- WRITTEN EXERCISE:
Repeat each entry word for word. Leave any images out of the copy.
== DATA ROWS
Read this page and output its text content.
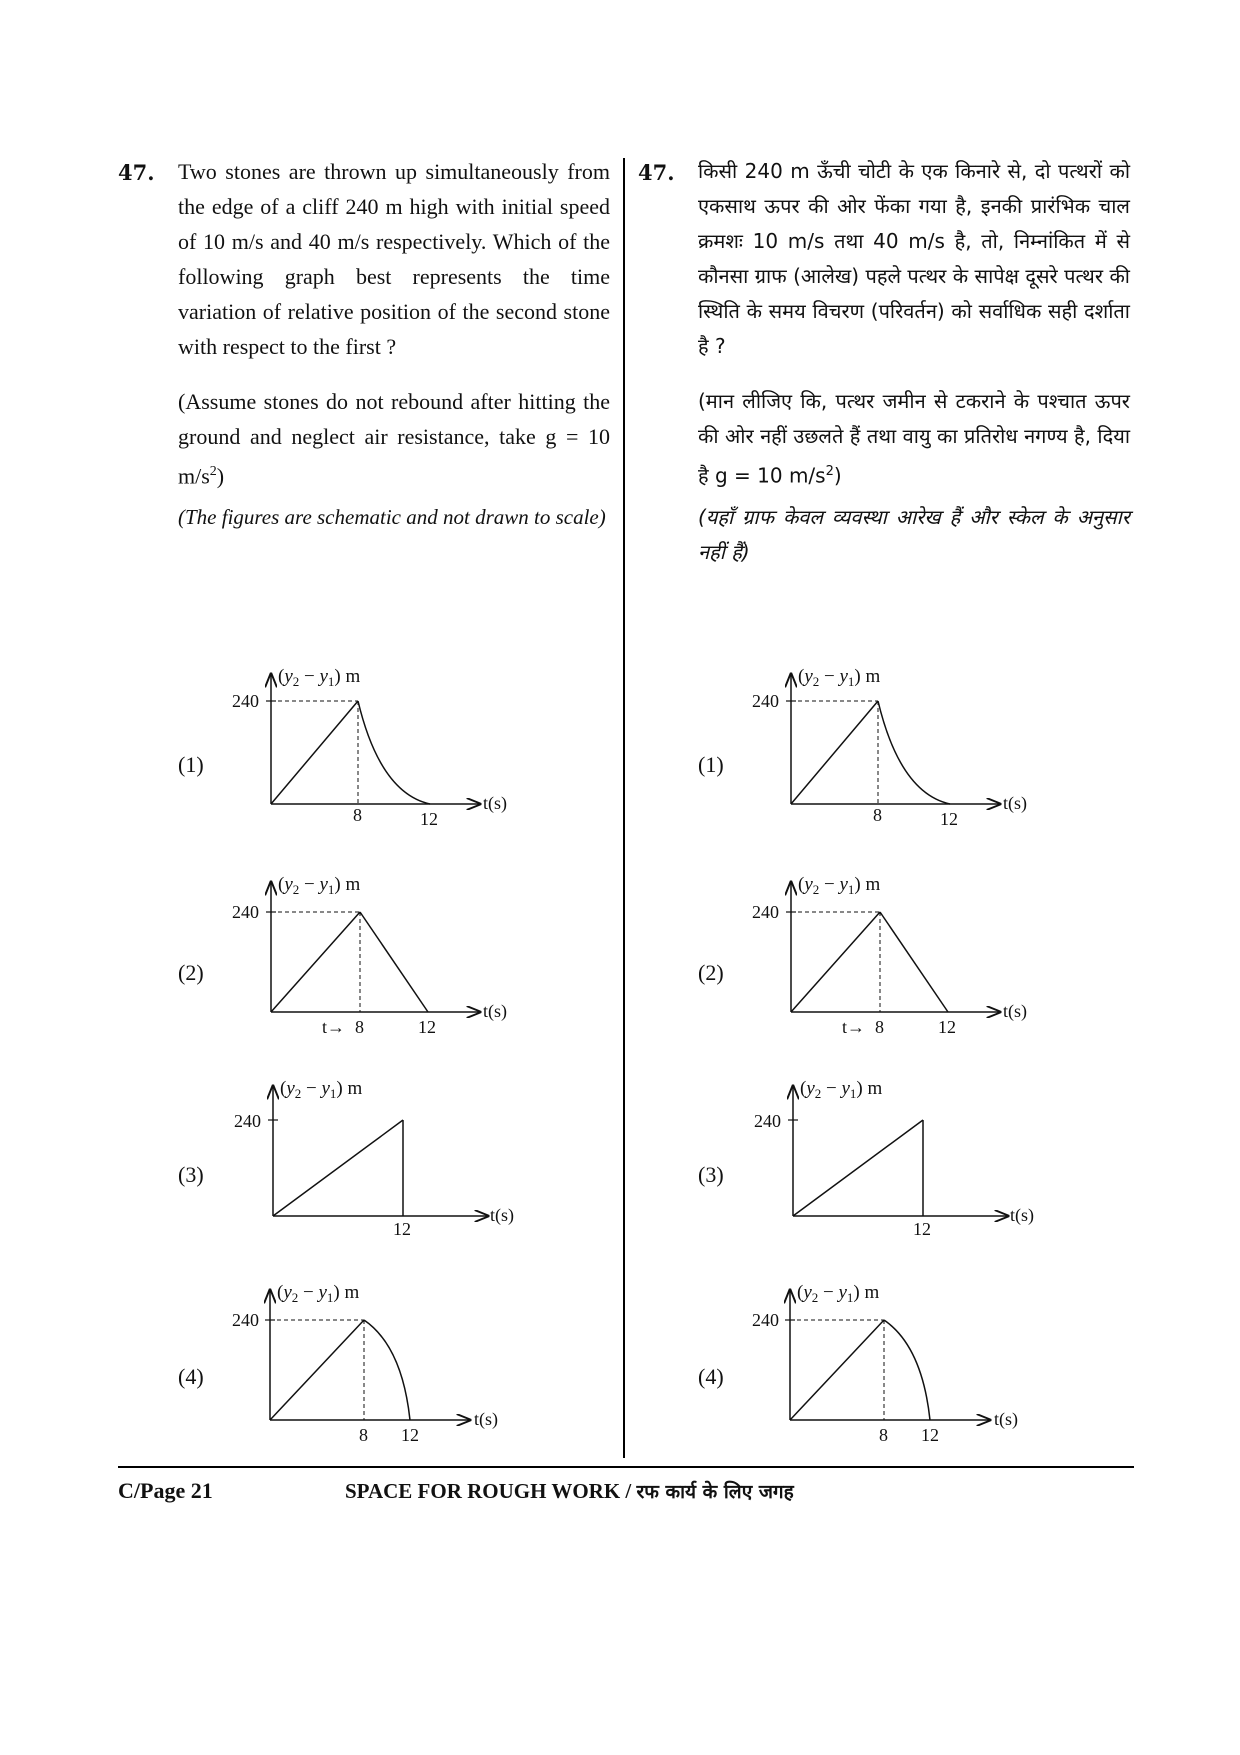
47. Two stones are thrown up simultaneously from the edge of a cliff 240 m high with initial speed of 10 m/s and 40 m/s respectively. Which of the following graph best represents the time variation of relative position of the second stone with respect to the first ?
(Assume stones do not rebound after hitting the ground and neglect air resistance, take g = 10 $m/s^2$)
(The figures are schematic and not drawn to scale)
47. किसी 240 m ऊँची चोटी के एक किनारे से, दो पत्थरों को एकसाथ ऊपर की ओर फेंका गया है, इनकी प्रारंभिक चाल क्रमशः 10 m/s तथा 40 m/s है, तो, निम्नांकित में से कौनसा ग्राफ (आलेख) पहले पत्थर के सापेक्ष दूसरे पत्थर की स्थिति के समय विचरण (परिवर्तन) को सर्वाधिक सही दर्शाता है ?
(मान लीजिए कि, पत्थर जमीन से टकराने के पश्चात ऊपर की ओर नहीं उछलते हैं तथा वायु का प्रतिरोध नगण्य है, दिया है g = 10 $m/s^2$)
(यहाँ ग्राफ केवल व्यवस्था आरेख हैं और स्केल के अनुसार नहीं हैं)
(1)
(2)
(3)
(4)
(1)
(2)
(3)
(4)
240
$(y_2 - y_1)$ m
8	12
t(s)
240
$(y_2 - y_1)$ m
8	12
t(s)
240
$(y_2 - y_1)$ m
t→ 8	12
t(s)
240
$(y_2 - y_1)$ m
t→ 8	12
t(s)
240
$(y_2 - y_1)$ m
12
t(s)
240
$(y_2 - y_1)$ m
12
t(s)
240
$(y_2 - y_1)$ m
8 12
t(s)
240
$(y_2 - y_1)$ m
8 12
t(s)
C/Page 21	SPACE FOR ROUGH WORK / रफ कार्य के लिए जगह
====
- FULL OUTPUT:
Read this page and output its text content.
47. Two stones are thrown up simultaneously from the edge of a cliff 240 m high with initial speed of 10 m/s and 40 m/s respectively. Which of the following graph best represents the time variation of relative position of the second stone with respect to the first ?
(Assume stones do not rebound after hitting the ground and neglect air resistance, take g = 10 $m/s^2$)
(The figures are schematic and not drawn to scale)
47. किसी 240 m ऊँची चोटी के एक किनारे से, दो पत्थरों को एकसाथ ऊपर की ओर फेंका गया है, इनकी प्रारंभिक चाल क्रमशः 10 m/s तथा 40 m/s है, तो, निम्नांकित में से कौनसा ग्राफ (आलेख) पहले पत्थर के सापेक्ष दूसरे पत्थर की स्थिति के समय विचरण (परिवर्तन) को सर्वाधिक सही दर्शाता है ?
(मान लीजिए कि, पत्थर जमीन से टकराने के पश्चात ऊपर की ओर नहीं उछलते हैं तथा वायु का प्रतिरोध नगण्य है, दिया है g = 10 $m/s^2$)
(यहाँ ग्राफ केवल व्यवस्था आरेख हैं और स्केल के अनुसार नहीं हैं)
(1)
(2)
(3)
(4)
(1)
(2)
(3)
(4)
240
$(y_2 - y_1)$ m
8	12
t(s)
240
$(y_2 - y_1)$ m
8	12
t(s)
240
$(y_2 - y_1)$ m
t→ 8	12
t(s)
240
$(y_2 - y_1)$ m
t→ 8	12
t(s)
240
$(y_2 - y_1)$ m
12
t(s)
240
$(y_2 - y_1)$ m
12
t(s)
240
$(y_2 - y_1)$ m
8 12
t(s)
240
$(y_2 - y_1)$ m
8 12
t(s)
C/Page 21	SPACE FOR ROUGH WORK / रफ कार्य के लिए जगह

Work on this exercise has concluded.